- _WHAT YOU ARE ASKED TO DO_
Please quote the material exactly, every line of it.

- _A run of records_
########################################

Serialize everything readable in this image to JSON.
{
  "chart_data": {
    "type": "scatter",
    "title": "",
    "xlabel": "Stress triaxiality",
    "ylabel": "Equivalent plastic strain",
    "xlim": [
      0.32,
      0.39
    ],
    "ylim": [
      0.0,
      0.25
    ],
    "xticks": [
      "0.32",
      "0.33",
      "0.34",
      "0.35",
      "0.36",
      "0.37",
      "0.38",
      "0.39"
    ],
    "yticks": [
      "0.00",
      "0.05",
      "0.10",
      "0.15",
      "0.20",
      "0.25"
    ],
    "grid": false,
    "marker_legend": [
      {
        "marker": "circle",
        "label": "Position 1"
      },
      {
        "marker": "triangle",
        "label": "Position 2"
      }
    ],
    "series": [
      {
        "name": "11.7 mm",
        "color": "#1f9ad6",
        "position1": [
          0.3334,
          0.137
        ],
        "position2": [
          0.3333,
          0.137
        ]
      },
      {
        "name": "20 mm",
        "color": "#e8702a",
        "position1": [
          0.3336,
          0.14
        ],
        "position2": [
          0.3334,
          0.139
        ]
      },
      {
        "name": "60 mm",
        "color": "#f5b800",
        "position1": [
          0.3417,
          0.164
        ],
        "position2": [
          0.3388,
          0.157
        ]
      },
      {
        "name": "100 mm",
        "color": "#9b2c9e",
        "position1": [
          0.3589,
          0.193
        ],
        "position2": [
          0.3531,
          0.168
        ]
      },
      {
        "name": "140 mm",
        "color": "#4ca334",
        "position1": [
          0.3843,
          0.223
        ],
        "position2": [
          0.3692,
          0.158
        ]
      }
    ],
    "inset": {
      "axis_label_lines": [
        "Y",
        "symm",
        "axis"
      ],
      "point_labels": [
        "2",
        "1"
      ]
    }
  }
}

########################################

- _TASK RESULT_
Serialize everything readable in this image to JSON.
{
  "chart_data": {
    "type": "scatter",
    "title": "",
    "xlabel": "Stress triaxiality",
    "ylabel": "Equivalent plastic strain",
    "xlim": [
      0.32,
      0.39
    ],
    "ylim": [
      0.0,
      0.25
    ],
    "xticks": [
      "0.32",
      "0.33",
      "0.34",
      "0.35",
      "0.36",
      "0.37",
      "0.38",
      "0.39"
    ],
    "yticks": [
      "0.00",
      "0.05",
      "0.10",
      "0.15",
      "0.20",
      "0.25"
    ],
    "grid": false,
    "marker_legend": [
      {
        "marker": "circle",
        "label": "Position 1"
      },
      {
        "marker": "triangle",
        "label": "Position 2"
      }
    ],
    "series": [
      {
        "name": "11.7 mm",
        "color": "#1f9ad6",
        "position1": [
          0.3334,
          0.137
        ],
        "position2": [
          0.3333,
          0.137
        ]
      },
      {
        "name": "20 mm",
        "color": "#e8702a",
        "position1": [
          0.3336,
          0.14
        ],
        "position2": [
          0.3334,
          0.139
        ]
      },
      {
        "name": "60 mm",
        "color": "#f5b800",
        "position1": [
          0.3417,
          0.164
        ],
        "position2": [
          0.3388,
          0.157
        ]
      },
      {
        "name": "100 mm",
        "color": "#9b2c9e",
        "position1": [
          0.3589,
          0.193
        ],
        "position2": [
          0.3531,
          0.168
        ]
      },
      {
        "name": "140 mm",
        "color": "#4ca334",
        "position1": [
          0.3843,
          0.223
        ],
        "position2": [
          0.3692,
          0.158
        ]
      }
    ],
    "inset": {
      "axis_label_lines": [
        "Y",
        "symm",
        "axis"
      ],
      "point_labels": [
        "2",
        "1"
      ]
    }
  }
}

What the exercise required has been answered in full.